● The problem
The records that follow are to be transcribed in full, without their images.

___ Exercise data

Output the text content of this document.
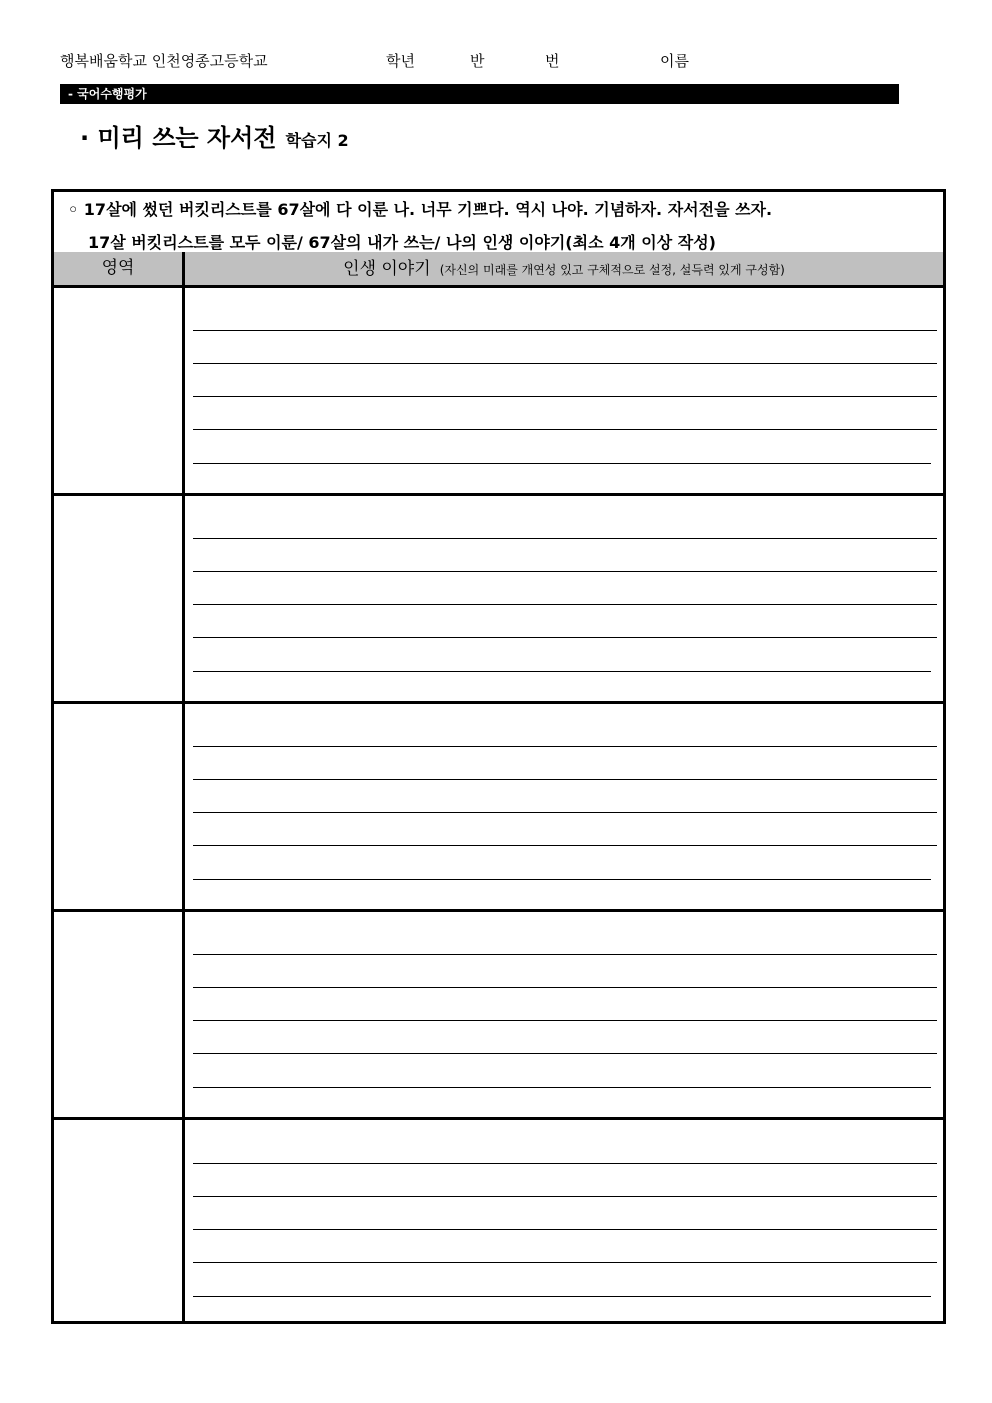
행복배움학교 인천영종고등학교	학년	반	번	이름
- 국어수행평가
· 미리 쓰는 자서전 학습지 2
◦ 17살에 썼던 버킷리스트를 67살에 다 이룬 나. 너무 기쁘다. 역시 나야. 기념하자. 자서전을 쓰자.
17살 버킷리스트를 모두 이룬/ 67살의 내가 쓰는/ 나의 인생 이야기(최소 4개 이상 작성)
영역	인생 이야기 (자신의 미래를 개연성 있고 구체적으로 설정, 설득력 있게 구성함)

______

● Written response
Output the text content of this document.
행복배움학교 인천영종고등학교	학년	반	번	이름
- 국어수행평가
· 미리 쓰는 자서전 학습지 2
◦ 17살에 썼던 버킷리스트를 67살에 다 이룬 나. 너무 기쁘다. 역시 나야. 기념하자. 자서전을 쓰자.
17살 버킷리스트를 모두 이룬/ 67살의 내가 쓰는/ 나의 인생 이야기(최소 4개 이상 작성)
영역	인생 이야기 (자신의 미래를 개연성 있고 구체적으로 설정, 설득력 있게 구성함)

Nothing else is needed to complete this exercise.